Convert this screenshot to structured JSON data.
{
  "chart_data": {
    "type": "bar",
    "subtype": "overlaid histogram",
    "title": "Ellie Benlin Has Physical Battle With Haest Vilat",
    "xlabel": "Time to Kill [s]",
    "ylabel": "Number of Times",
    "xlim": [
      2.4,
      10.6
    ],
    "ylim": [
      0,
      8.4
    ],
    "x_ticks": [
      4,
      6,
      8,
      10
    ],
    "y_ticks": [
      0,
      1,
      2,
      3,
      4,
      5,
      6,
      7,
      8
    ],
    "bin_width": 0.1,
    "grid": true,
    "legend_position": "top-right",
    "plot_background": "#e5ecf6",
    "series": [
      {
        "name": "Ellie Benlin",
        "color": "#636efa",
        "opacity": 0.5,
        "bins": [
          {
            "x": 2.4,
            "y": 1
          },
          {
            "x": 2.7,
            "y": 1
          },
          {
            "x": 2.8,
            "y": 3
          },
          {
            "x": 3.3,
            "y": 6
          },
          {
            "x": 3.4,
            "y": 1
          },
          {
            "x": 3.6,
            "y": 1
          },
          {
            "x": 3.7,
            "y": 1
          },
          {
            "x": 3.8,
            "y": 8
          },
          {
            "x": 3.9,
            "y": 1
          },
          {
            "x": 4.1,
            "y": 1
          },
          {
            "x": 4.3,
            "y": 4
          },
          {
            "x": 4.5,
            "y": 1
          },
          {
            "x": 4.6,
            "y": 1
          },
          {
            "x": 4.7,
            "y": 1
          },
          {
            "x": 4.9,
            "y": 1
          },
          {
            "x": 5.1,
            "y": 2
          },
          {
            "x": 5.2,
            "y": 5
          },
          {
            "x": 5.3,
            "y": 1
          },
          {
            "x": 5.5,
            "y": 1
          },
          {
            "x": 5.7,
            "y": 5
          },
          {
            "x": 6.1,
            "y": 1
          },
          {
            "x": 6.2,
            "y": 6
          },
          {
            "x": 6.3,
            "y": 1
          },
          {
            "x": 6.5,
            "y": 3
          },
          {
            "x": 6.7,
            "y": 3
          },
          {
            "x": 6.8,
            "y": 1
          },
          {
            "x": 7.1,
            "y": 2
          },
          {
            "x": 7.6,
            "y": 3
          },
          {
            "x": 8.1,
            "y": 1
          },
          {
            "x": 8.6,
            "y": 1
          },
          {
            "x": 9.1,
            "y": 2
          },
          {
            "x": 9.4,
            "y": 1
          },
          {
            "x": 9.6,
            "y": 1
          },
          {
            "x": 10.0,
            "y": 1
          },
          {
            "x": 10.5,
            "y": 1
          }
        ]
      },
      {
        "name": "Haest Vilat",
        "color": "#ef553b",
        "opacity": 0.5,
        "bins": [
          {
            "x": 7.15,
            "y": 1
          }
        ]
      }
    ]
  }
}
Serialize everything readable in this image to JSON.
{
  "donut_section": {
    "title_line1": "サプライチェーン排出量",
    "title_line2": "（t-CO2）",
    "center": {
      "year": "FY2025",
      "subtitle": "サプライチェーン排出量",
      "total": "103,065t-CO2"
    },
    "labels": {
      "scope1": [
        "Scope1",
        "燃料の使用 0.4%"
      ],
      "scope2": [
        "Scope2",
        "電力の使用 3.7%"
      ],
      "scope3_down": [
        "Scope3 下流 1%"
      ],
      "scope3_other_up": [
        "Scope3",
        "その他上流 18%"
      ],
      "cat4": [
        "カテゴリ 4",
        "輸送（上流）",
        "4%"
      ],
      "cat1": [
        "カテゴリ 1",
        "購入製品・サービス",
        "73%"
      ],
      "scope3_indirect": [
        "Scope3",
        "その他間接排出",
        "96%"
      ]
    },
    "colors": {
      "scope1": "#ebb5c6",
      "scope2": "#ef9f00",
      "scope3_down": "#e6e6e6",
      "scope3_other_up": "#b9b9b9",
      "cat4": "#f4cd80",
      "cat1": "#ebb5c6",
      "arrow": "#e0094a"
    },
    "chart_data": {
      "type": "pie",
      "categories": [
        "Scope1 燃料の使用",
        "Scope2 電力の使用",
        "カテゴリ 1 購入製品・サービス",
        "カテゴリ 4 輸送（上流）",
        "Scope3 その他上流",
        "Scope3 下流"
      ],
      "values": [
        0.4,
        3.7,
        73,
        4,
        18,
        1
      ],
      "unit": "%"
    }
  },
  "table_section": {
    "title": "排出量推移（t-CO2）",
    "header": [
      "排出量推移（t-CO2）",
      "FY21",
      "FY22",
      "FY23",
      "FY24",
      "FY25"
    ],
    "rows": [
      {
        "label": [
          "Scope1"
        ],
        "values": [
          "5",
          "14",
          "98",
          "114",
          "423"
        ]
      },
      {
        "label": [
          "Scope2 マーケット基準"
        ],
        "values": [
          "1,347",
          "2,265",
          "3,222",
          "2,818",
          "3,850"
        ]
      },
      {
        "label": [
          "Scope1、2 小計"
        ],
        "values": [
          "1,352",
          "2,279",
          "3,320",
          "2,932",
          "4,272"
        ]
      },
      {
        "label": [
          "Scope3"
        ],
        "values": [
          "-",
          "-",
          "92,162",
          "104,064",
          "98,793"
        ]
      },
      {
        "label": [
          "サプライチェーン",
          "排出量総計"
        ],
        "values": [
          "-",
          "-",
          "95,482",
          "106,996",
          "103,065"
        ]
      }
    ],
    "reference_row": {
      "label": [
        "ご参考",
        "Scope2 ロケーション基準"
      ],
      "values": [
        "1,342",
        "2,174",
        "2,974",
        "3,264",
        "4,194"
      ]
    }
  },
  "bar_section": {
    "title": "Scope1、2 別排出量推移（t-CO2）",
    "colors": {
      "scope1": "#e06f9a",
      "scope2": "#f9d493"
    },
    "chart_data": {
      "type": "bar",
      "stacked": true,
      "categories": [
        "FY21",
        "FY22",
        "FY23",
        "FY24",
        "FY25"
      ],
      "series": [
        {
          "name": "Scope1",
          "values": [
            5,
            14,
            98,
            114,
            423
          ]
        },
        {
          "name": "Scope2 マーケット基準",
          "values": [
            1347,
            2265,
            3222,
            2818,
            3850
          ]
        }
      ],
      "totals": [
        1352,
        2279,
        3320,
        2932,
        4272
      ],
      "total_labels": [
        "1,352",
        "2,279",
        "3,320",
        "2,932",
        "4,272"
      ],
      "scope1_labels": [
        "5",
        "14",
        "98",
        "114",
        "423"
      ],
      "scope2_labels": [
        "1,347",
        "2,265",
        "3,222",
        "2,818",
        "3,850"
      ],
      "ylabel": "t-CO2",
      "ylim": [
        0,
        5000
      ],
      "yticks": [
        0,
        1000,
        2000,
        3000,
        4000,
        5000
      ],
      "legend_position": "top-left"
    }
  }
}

#####

Here, the records must be output exactly and in full.

» **Answer to this task**
Convert this screenshot to structured JSON data.
{
  "chart_data": {
    "type": "bar",
    "subtype": "overlaid histogram",
    "title": "Ellie Benlin Has Physical Battle With Haest Vilat",
    "xlabel": "Time to Kill [s]",
    "ylabel": "Number of Times",
    "xlim": [
      2.4,
      10.6
    ],
    "ylim": [
      0,
      8.4
    ],
    "x_ticks": [
      4,
      6,
      8,
      10
    ],
    "y_ticks": [
      0,
      1,
      2,
      3,
      4,
      5,
      6,
      7,
      8
    ],
    "bin_width": 0.1,
    "grid": true,
    "legend_position": "top-right",
    "plot_background": "#e5ecf6",
    "series": [
      {
        "name": "Ellie Benlin",
        "color": "#636efa",
        "opacity": 0.5,
        "bins": [
          {
            "x": 2.4,
            "y": 1
          },
          {
            "x": 2.7,
            "y": 1
          },
          {
            "x": 2.8,
            "y": 3
          },
          {
            "x": 3.3,
            "y": 6
          },
          {
            "x": 3.4,
            "y": 1
          },
          {
            "x": 3.6,
            "y": 1
          },
          {
            "x": 3.7,
            "y": 1
          },
          {
            "x": 3.8,
            "y": 8
          },
          {
            "x": 3.9,
            "y": 1
          },
          {
            "x": 4.1,
            "y": 1
          },
          {
            "x": 4.3,
            "y": 4
          },
          {
            "x": 4.5,
            "y": 1
          },
          {
            "x": 4.6,
            "y": 1
          },
          {
            "x": 4.7,
            "y": 1
          },
          {
            "x": 4.9,
            "y": 1
          },
          {
            "x": 5.1,
            "y": 2
          },
          {
            "x": 5.2,
            "y": 5
          },
          {
            "x": 5.3,
            "y": 1
          },
          {
            "x": 5.5,
            "y": 1
          },
          {
            "x": 5.7,
            "y": 5
          },
          {
            "x": 6.1,
            "y": 1
          },
          {
            "x": 6.2,
            "y": 6
          },
          {
            "x": 6.3,
            "y": 1
          },
          {
            "x": 6.5,
            "y": 3
          },
          {
            "x": 6.7,
            "y": 3
          },
          {
            "x": 6.8,
            "y": 1
          },
          {
            "x": 7.1,
            "y": 2
          },
          {
            "x": 7.6,
            "y": 3
          },
          {
            "x": 8.1,
            "y": 1
          },
          {
            "x": 8.6,
            "y": 1
          },
          {
            "x": 9.1,
            "y": 2
          },
          {
            "x": 9.4,
            "y": 1
          },
          {
            "x": 9.6,
            "y": 1
          },
          {
            "x": 10.0,
            "y": 1
          },
          {
            "x": 10.5,
            "y": 1
          }
        ]
      },
      {
        "name": "Haest Vilat",
        "color": "#ef553b",
        "opacity": 0.5,
        "bins": [
          {
            "x": 7.15,
            "y": 1
          }
        ]
      }
    ]
  }
}
Serialize everything readable in this image to JSON.
{
  "donut_section": {
    "title_line1": "サプライチェーン排出量",
    "title_line2": "（t-CO2）",
    "center": {
      "year": "FY2025",
      "subtitle": "サプライチェーン排出量",
      "total": "103,065t-CO2"
    },
    "labels": {
      "scope1": [
        "Scope1",
        "燃料の使用 0.4%"
      ],
      "scope2": [
        "Scope2",
        "電力の使用 3.7%"
      ],
      "scope3_down": [
        "Scope3 下流 1%"
      ],
      "scope3_other_up": [
        "Scope3",
        "その他上流 18%"
      ],
      "cat4": [
        "カテゴリ 4",
        "輸送（上流）",
        "4%"
      ],
      "cat1": [
        "カテゴリ 1",
        "購入製品・サービス",
        "73%"
      ],
      "scope3_indirect": [
        "Scope3",
        "その他間接排出",
        "96%"
      ]
    },
    "colors": {
      "scope1": "#ebb5c6",
      "scope2": "#ef9f00",
      "scope3_down": "#e6e6e6",
      "scope3_other_up": "#b9b9b9",
      "cat4": "#f4cd80",
      "cat1": "#ebb5c6",
      "arrow": "#e0094a"
    },
    "chart_data": {
      "type": "pie",
      "categories": [
        "Scope1 燃料の使用",
        "Scope2 電力の使用",
        "カテゴリ 1 購入製品・サービス",
        "カテゴリ 4 輸送（上流）",
        "Scope3 その他上流",
        "Scope3 下流"
      ],
      "values": [
        0.4,
        3.7,
        73,
        4,
        18,
        1
      ],
      "unit": "%"
    }
  },
  "table_section": {
    "title": "排出量推移（t-CO2）",
    "header": [
      "排出量推移（t-CO2）",
      "FY21",
      "FY22",
      "FY23",
      "FY24",
      "FY25"
    ],
    "rows": [
      {
        "label": [
          "Scope1"
        ],
        "values": [
          "5",
          "14",
          "98",
          "114",
          "423"
        ]
      },
      {
        "label": [
          "Scope2 マーケット基準"
        ],
        "values": [
          "1,347",
          "2,265",
          "3,222",
          "2,818",
          "3,850"
        ]
      },
      {
        "label": [
          "Scope1、2 小計"
        ],
        "values": [
          "1,352",
          "2,279",
          "3,320",
          "2,932",
          "4,272"
        ]
      },
      {
        "label": [
          "Scope3"
        ],
        "values": [
          "-",
          "-",
          "92,162",
          "104,064",
          "98,793"
        ]
      },
      {
        "label": [
          "サプライチェーン",
          "排出量総計"
        ],
        "values": [
          "-",
          "-",
          "95,482",
          "106,996",
          "103,065"
        ]
      }
    ],
    "reference_row": {
      "label": [
        "ご参考",
        "Scope2 ロケーション基準"
      ],
      "values": [
        "1,342",
        "2,174",
        "2,974",
        "3,264",
        "4,194"
      ]
    }
  },
  "bar_section": {
    "title": "Scope1、2 別排出量推移（t-CO2）",
    "colors": {
      "scope1": "#e06f9a",
      "scope2": "#f9d493"
    },
    "chart_data": {
      "type": "bar",
      "stacked": true,
      "categories": [
        "FY21",
        "FY22",
        "FY23",
        "FY24",
        "FY25"
      ],
      "series": [
        {
          "name": "Scope1",
          "values": [
            5,
            14,
            98,
            114,
            423
          ]
        },
        {
          "name": "Scope2 マーケット基準",
          "values": [
            1347,
            2265,
            3222,
            2818,
            3850
          ]
        }
      ],
      "totals": [
        1352,
        2279,
        3320,
        2932,
        4272
      ],
      "total_labels": [
        "1,352",
        "2,279",
        "3,320",
        "2,932",
        "4,272"
      ],
      "scope1_labels": [
        "5",
        "14",
        "98",
        "114",
        "423"
      ],
      "scope2_labels": [
        "1,347",
        "2,265",
        "3,222",
        "2,818",
        "3,850"
      ],
      "ylabel": "t-CO2",
      "ylim": [
        0,
        5000
      ],
      "yticks": [
        0,
        1000,
        2000,
        3000,
        4000,
        5000
      ],
      "legend_position": "top-left"
    }
  }
}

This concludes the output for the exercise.